■ **Task instructions**
Return every record exactly as written.

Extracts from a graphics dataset
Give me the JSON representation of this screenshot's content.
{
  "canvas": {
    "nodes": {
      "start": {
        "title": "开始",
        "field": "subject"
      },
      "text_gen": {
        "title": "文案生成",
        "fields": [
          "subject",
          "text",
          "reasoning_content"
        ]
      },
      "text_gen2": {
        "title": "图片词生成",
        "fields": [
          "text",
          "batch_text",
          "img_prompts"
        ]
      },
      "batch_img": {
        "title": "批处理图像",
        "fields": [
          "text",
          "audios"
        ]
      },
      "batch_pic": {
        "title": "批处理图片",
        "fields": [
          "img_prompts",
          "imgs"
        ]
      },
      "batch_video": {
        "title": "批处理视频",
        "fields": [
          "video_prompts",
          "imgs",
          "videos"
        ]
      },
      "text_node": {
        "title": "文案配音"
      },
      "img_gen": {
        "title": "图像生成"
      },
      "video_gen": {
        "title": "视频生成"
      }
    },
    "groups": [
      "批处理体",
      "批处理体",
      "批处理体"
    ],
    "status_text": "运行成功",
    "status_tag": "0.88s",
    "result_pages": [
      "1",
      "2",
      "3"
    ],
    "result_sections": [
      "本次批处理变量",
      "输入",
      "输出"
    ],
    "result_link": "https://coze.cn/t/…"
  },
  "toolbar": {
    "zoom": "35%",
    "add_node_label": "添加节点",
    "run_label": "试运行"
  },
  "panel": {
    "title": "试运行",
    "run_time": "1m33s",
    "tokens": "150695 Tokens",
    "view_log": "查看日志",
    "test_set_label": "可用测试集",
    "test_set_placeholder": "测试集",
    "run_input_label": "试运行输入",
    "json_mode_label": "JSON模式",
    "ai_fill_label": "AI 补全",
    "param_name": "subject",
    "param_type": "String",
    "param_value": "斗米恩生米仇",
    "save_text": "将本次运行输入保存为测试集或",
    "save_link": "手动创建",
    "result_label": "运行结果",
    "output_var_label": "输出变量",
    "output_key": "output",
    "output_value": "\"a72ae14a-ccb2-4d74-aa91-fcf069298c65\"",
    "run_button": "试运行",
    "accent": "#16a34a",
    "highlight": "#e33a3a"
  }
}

■ **Task result**
Give me the JSON representation of this screenshot's content.
{
  "canvas": {
    "nodes": {
      "start": {
        "title": "开始",
        "field": "subject"
      },
      "text_gen": {
        "title": "文案生成",
        "fields": [
          "subject",
          "text",
          "reasoning_content"
        ]
      },
      "text_gen2": {
        "title": "图片词生成",
        "fields": [
          "text",
          "batch_text",
          "img_prompts"
        ]
      },
      "batch_img": {
        "title": "批处理图像",
        "fields": [
          "text",
          "audios"
        ]
      },
      "batch_pic": {
        "title": "批处理图片",
        "fields": [
          "img_prompts",
          "imgs"
        ]
      },
      "batch_video": {
        "title": "批处理视频",
        "fields": [
          "video_prompts",
          "imgs",
          "videos"
        ]
      },
      "text_node": {
        "title": "文案配音"
      },
      "img_gen": {
        "title": "图像生成"
      },
      "video_gen": {
        "title": "视频生成"
      }
    },
    "groups": [
      "批处理体",
      "批处理体",
      "批处理体"
    ],
    "status_text": "运行成功",
    "status_tag": "0.88s",
    "result_pages": [
      "1",
      "2",
      "3"
    ],
    "result_sections": [
      "本次批处理变量",
      "输入",
      "输出"
    ],
    "result_link": "https://coze.cn/t/…"
  },
  "toolbar": {
    "zoom": "35%",
    "add_node_label": "添加节点",
    "run_label": "试运行"
  },
  "panel": {
    "title": "试运行",
    "run_time": "1m33s",
    "tokens": "150695 Tokens",
    "view_log": "查看日志",
    "test_set_label": "可用测试集",
    "test_set_placeholder": "测试集",
    "run_input_label": "试运行输入",
    "json_mode_label": "JSON模式",
    "ai_fill_label": "AI 补全",
    "param_name": "subject",
    "param_type": "String",
    "param_value": "斗米恩生米仇",
    "save_text": "将本次运行输入保存为测试集或",
    "save_link": "手动创建",
    "result_label": "运行结果",
    "output_var_label": "输出变量",
    "output_key": "output",
    "output_value": "\"a72ae14a-ccb2-4d74-aa91-fcf069298c65\"",
    "run_button": "试运行",
    "accent": "#16a34a",
    "highlight": "#e33a3a"
  }
}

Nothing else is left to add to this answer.